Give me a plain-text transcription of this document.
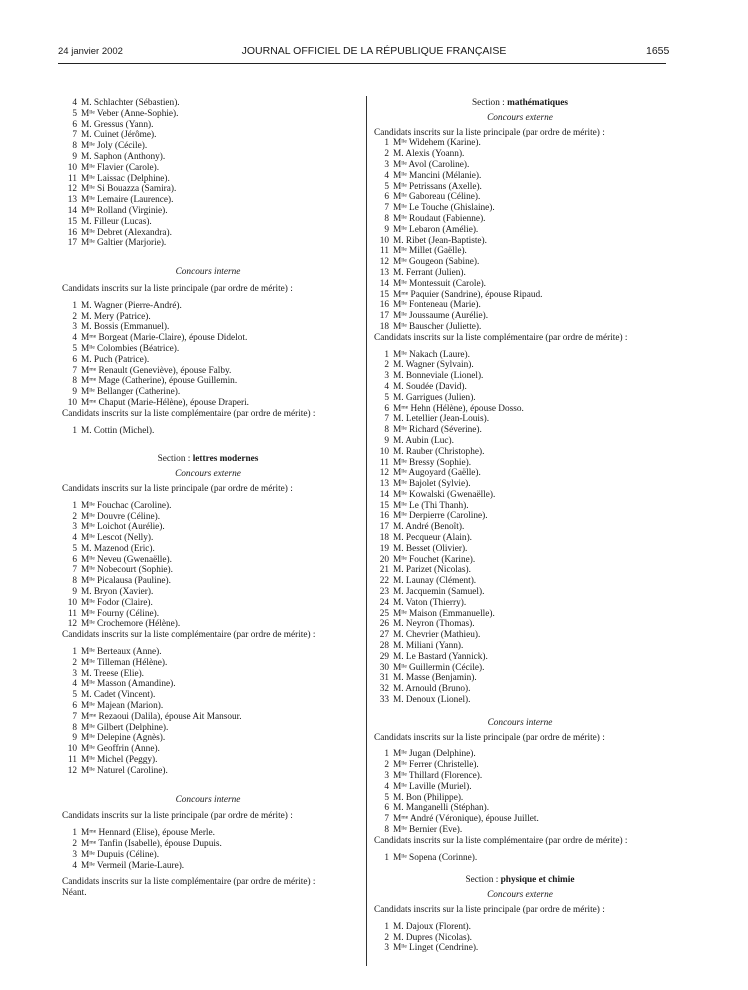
24 janvier 2002	JOURNAL OFFICIEL DE LA RÉPUBLIQUE FRANÇAISE	1655
4 M. Schlachter (Sébastien).
5 Mˡˡᵉ Veber (Anne-Sophie).
6 M. Gressus (Yann).
7 M. Cuinet (Jérôme).
8 Mˡˡᵉ Joly (Cécile).
9 M. Saphon (Anthony).
10 Mˡˡᵉ Flavier (Carole).
11 Mˡˡᵉ Laissac (Delphine).
12 Mˡˡᵉ Si Bouazza (Samira).
13 Mˡˡᵉ Lemaire (Laurence).
14 Mˡˡᵉ Rolland (Virginie).
15 M. Filleur (Lucas).
16 Mˡˡᵉ Debret (Alexandra).
17 Mˡˡᵉ Galtier (Marjorie).
Concours interne
Candidats inscrits sur la liste principale (par ordre de mérite) :
1 M. Wagner (Pierre-André).
2 M. Mery (Patrice).
3 M. Bossis (Emmanuel).
4 Mᵐᵉ Borgeat (Marie-Claire), épouse Didelot.
5 Mˡˡᵉ Colombies (Béatrice).
6 M. Puch (Patrice).
7 Mᵐᵉ Renault (Geneviève), épouse Falby.
8 Mᵐᵉ Mage (Catherine), épouse Guillemin.
9 Mˡˡᵉ Bellanger (Catherine).
10 Mᵐᵉ Chaput (Marie-Hélène), épouse Draperi.
Candidats inscrits sur la liste complémentaire (par ordre de mérite) :
1 M. Cottin (Michel).
Section : lettres modernes
Concours externe
Candidats inscrits sur la liste principale (par ordre de mérite) :
1 Mˡˡᵉ Fouchac (Caroline).
2 Mˡˡᵉ Douvre (Céline).
3 Mˡˡᵉ Loichot (Aurélie).
4 Mˡˡᵉ Lescot (Nelly).
5 M. Mazenod (Eric).
6 Mˡˡᵉ Neveu (Gwenaëlle).
7 Mˡˡᵉ Nobecourt (Sophie).
8 Mˡˡᵉ Picalausa (Pauline).
9 M. Bryon (Xavier).
10 Mˡˡᵉ Fodor (Claire).
11 Mˡˡᵉ Fourny (Céline).
12 Mˡˡᵉ Crochemore (Hélène).
Candidats inscrits sur la liste complémentaire (par ordre de mérite) :
1 Mˡˡᵉ Berteaux (Anne).
2 Mˡˡᵉ Tilleman (Hélène).
3 M. Treese (Elie).
4 Mˡˡᵉ Masson (Amandine).
5 M. Cadet (Vincent).
6 Mˡˡᵉ Majean (Marion).
7 Mᵐᵉ Rezaoui (Dalila), épouse Ait Mansour.
8 Mˡˡᵉ Gilbert (Delphine).
9 Mˡˡᵉ Delepine (Agnès).
10 Mˡˡᵉ Geoffrin (Anne).
11 Mˡˡᵉ Michel (Peggy).
12 Mˡˡᵉ Naturel (Caroline).
Concours interne
Candidats inscrits sur la liste principale (par ordre de mérite) :
1 Mᵐᵉ Hennard (Elise), épouse Merle.
2 Mᵐᵉ Tanfin (Isabelle), épouse Dupuis.
3 Mˡˡᵉ Dupuis (Céline).
4 Mˡˡᵉ Vermeil (Marie-Laure).
Candidats inscrits sur la liste complémentaire (par ordre de mérite) :
Néant.
Section : mathématiques
Concours externe
Candidats inscrits sur la liste principale (par ordre de mérite) :
1 Mˡˡᵉ Widehem (Karine).
2 M. Alexis (Yoann).
3 Mˡˡᵉ Avol (Caroline).
4 Mˡˡᵉ Mancini (Mélanie).
5 Mˡˡᵉ Petrissans (Axelle).
6 Mˡˡᵉ Gaboreau (Céline).
7 Mˡˡᵉ Le Touche (Ghislaine).
8 Mˡˡᵉ Roudaut (Fabienne).
9 Mˡˡᵉ Lebaron (Amélie).
10 M. Ribet (Jean-Baptiste).
11 Mˡˡᵉ Millet (Gaëlle).
12 Mˡˡᵉ Gougeon (Sabine).
13 M. Ferrant (Julien).
14 Mˡˡᵉ Montessuit (Carole).
15 Mᵐᵉ Paquier (Sandrine), épouse Ripaud.
16 Mˡˡᵉ Fonteneau (Marie).
17 Mˡˡᵉ Joussaume (Aurélie).
18 Mˡˡᵉ Bauscher (Juliette).
Candidats inscrits sur la liste complémentaire (par ordre de mérite) :
1 Mˡˡᵉ Nakach (Laure).
2 M. Wagner (Sylvain).
3 M. Bonneviale (Lionel).
4 M. Soudée (David).
5 M. Garrigues (Julien).
6 Mᵐᵉ Hehn (Hélène), épouse Dosso.
7 M. Letellier (Jean-Louis).
8 Mˡˡᵉ Richard (Séverine).
9 M. Aubin (Luc).
10 M. Rauber (Christophe).
11 Mˡˡᵉ Bressy (Sophie).
12 Mˡˡᵉ Augoyard (Gaëlle).
13 Mˡˡᵉ Bajolet (Sylvie).
14 Mˡˡᵉ Kowalski (Gwenaëlle).
15 Mˡˡᵉ Le (Thi Thanh).
16 Mˡˡᵉ Derpierre (Caroline).
17 M. André (Benoît).
18 M. Pecqueur (Alain).
19 M. Besset (Olivier).
20 Mˡˡᵉ Fouchet (Karine).
21 M. Parizet (Nicolas).
22 M. Launay (Clément).
23 M. Jacquemin (Samuel).
24 M. Vaton (Thierry).
25 Mˡˡᵉ Maison (Emmanuelle).
26 M. Neyron (Thomas).
27 M. Chevrier (Mathieu).
28 M. Miliani (Yann).
29 M. Le Bastard (Yannick).
30 Mˡˡᵉ Guillermin (Cécile).
31 M. Masse (Benjamin).
32 M. Arnould (Bruno).
33 M. Denoux (Lionel).
Concours interne
Candidats inscrits sur la liste principale (par ordre de mérite) :
1 Mˡˡᵉ Jugan (Delphine).
2 Mˡˡᵉ Ferrer (Christelle).
3 Mˡˡᵉ Thillard (Florence).
4 Mˡˡᵉ Laville (Muriel).
5 M. Bon (Philippe).
6 M. Manganelli (Stéphan).
7 Mᵐᵉ André (Véronique), épouse Juillet.
8 Mˡˡᵉ Bernier (Eve).
Candidats inscrits sur la liste complémentaire (par ordre de mérite) :
1 Mˡˡᵉ Sopena (Corinne).
Section : physique et chimie
Concours externe
Candidats inscrits sur la liste principale (par ordre de mérite) :
1 M. Dajoux (Florent).
2 M. Dupres (Nicolas).
3 Mˡˡᵉ Linget (Cendrine).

* _YOUR INSTRUCTIONS_: Every line above should be returned exactly; the pictures stay out.

* _WRITTEN ANSWER_:
Give me a plain-text transcription of this document.
24 janvier 2002	JOURNAL OFFICIEL DE LA RÉPUBLIQUE FRANÇAISE	1655
4 M. Schlachter (Sébastien).
5 Mˡˡᵉ Veber (Anne-Sophie).
6 M. Gressus (Yann).
7 M. Cuinet (Jérôme).
8 Mˡˡᵉ Joly (Cécile).
9 M. Saphon (Anthony).
10 Mˡˡᵉ Flavier (Carole).
11 Mˡˡᵉ Laissac (Delphine).
12 Mˡˡᵉ Si Bouazza (Samira).
13 Mˡˡᵉ Lemaire (Laurence).
14 Mˡˡᵉ Rolland (Virginie).
15 M. Filleur (Lucas).
16 Mˡˡᵉ Debret (Alexandra).
17 Mˡˡᵉ Galtier (Marjorie).
Concours interne
Candidats inscrits sur la liste principale (par ordre de mérite) :
1 M. Wagner (Pierre-André).
2 M. Mery (Patrice).
3 M. Bossis (Emmanuel).
4 Mᵐᵉ Borgeat (Marie-Claire), épouse Didelot.
5 Mˡˡᵉ Colombies (Béatrice).
6 M. Puch (Patrice).
7 Mᵐᵉ Renault (Geneviève), épouse Falby.
8 Mᵐᵉ Mage (Catherine), épouse Guillemin.
9 Mˡˡᵉ Bellanger (Catherine).
10 Mᵐᵉ Chaput (Marie-Hélène), épouse Draperi.
Candidats inscrits sur la liste complémentaire (par ordre de mérite) :
1 M. Cottin (Michel).
Section : lettres modernes
Concours externe
Candidats inscrits sur la liste principale (par ordre de mérite) :
1 Mˡˡᵉ Fouchac (Caroline).
2 Mˡˡᵉ Douvre (Céline).
3 Mˡˡᵉ Loichot (Aurélie).
4 Mˡˡᵉ Lescot (Nelly).
5 M. Mazenod (Eric).
6 Mˡˡᵉ Neveu (Gwenaëlle).
7 Mˡˡᵉ Nobecourt (Sophie).
8 Mˡˡᵉ Picalausa (Pauline).
9 M. Bryon (Xavier).
10 Mˡˡᵉ Fodor (Claire).
11 Mˡˡᵉ Fourny (Céline).
12 Mˡˡᵉ Crochemore (Hélène).
Candidats inscrits sur la liste complémentaire (par ordre de mérite) :
1 Mˡˡᵉ Berteaux (Anne).
2 Mˡˡᵉ Tilleman (Hélène).
3 M. Treese (Elie).
4 Mˡˡᵉ Masson (Amandine).
5 M. Cadet (Vincent).
6 Mˡˡᵉ Majean (Marion).
7 Mᵐᵉ Rezaoui (Dalila), épouse Ait Mansour.
8 Mˡˡᵉ Gilbert (Delphine).
9 Mˡˡᵉ Delepine (Agnès).
10 Mˡˡᵉ Geoffrin (Anne).
11 Mˡˡᵉ Michel (Peggy).
12 Mˡˡᵉ Naturel (Caroline).
Concours interne
Candidats inscrits sur la liste principale (par ordre de mérite) :
1 Mᵐᵉ Hennard (Elise), épouse Merle.
2 Mᵐᵉ Tanfin (Isabelle), épouse Dupuis.
3 Mˡˡᵉ Dupuis (Céline).
4 Mˡˡᵉ Vermeil (Marie-Laure).
Candidats inscrits sur la liste complémentaire (par ordre de mérite) :
Néant.
Section : mathématiques
Concours externe
Candidats inscrits sur la liste principale (par ordre de mérite) :
1 Mˡˡᵉ Widehem (Karine).
2 M. Alexis (Yoann).
3 Mˡˡᵉ Avol (Caroline).
4 Mˡˡᵉ Mancini (Mélanie).
5 Mˡˡᵉ Petrissans (Axelle).
6 Mˡˡᵉ Gaboreau (Céline).
7 Mˡˡᵉ Le Touche (Ghislaine).
8 Mˡˡᵉ Roudaut (Fabienne).
9 Mˡˡᵉ Lebaron (Amélie).
10 M. Ribet (Jean-Baptiste).
11 Mˡˡᵉ Millet (Gaëlle).
12 Mˡˡᵉ Gougeon (Sabine).
13 M. Ferrant (Julien).
14 Mˡˡᵉ Montessuit (Carole).
15 Mᵐᵉ Paquier (Sandrine), épouse Ripaud.
16 Mˡˡᵉ Fonteneau (Marie).
17 Mˡˡᵉ Joussaume (Aurélie).
18 Mˡˡᵉ Bauscher (Juliette).
Candidats inscrits sur la liste complémentaire (par ordre de mérite) :
1 Mˡˡᵉ Nakach (Laure).
2 M. Wagner (Sylvain).
3 M. Bonneviale (Lionel).
4 M. Soudée (David).
5 M. Garrigues (Julien).
6 Mᵐᵉ Hehn (Hélène), épouse Dosso.
7 M. Letellier (Jean-Louis).
8 Mˡˡᵉ Richard (Séverine).
9 M. Aubin (Luc).
10 M. Rauber (Christophe).
11 Mˡˡᵉ Bressy (Sophie).
12 Mˡˡᵉ Augoyard (Gaëlle).
13 Mˡˡᵉ Bajolet (Sylvie).
14 Mˡˡᵉ Kowalski (Gwenaëlle).
15 Mˡˡᵉ Le (Thi Thanh).
16 Mˡˡᵉ Derpierre (Caroline).
17 M. André (Benoît).
18 M. Pecqueur (Alain).
19 M. Besset (Olivier).
20 Mˡˡᵉ Fouchet (Karine).
21 M. Parizet (Nicolas).
22 M. Launay (Clément).
23 M. Jacquemin (Samuel).
24 M. Vaton (Thierry).
25 Mˡˡᵉ Maison (Emmanuelle).
26 M. Neyron (Thomas).
27 M. Chevrier (Mathieu).
28 M. Miliani (Yann).
29 M. Le Bastard (Yannick).
30 Mˡˡᵉ Guillermin (Cécile).
31 M. Masse (Benjamin).
32 M. Arnould (Bruno).
33 M. Denoux (Lionel).
Concours interne
Candidats inscrits sur la liste principale (par ordre de mérite) :
1 Mˡˡᵉ Jugan (Delphine).
2 Mˡˡᵉ Ferrer (Christelle).
3 Mˡˡᵉ Thillard (Florence).
4 Mˡˡᵉ Laville (Muriel).
5 M. Bon (Philippe).
6 M. Manganelli (Stéphan).
7 Mᵐᵉ André (Véronique), épouse Juillet.
8 Mˡˡᵉ Bernier (Eve).
Candidats inscrits sur la liste complémentaire (par ordre de mérite) :
1 Mˡˡᵉ Sopena (Corinne).
Section : physique et chimie
Concours externe
Candidats inscrits sur la liste principale (par ordre de mérite) :
1 M. Dajoux (Florent).
2 M. Dupres (Nicolas).
3 Mˡˡᵉ Linget (Cendrine).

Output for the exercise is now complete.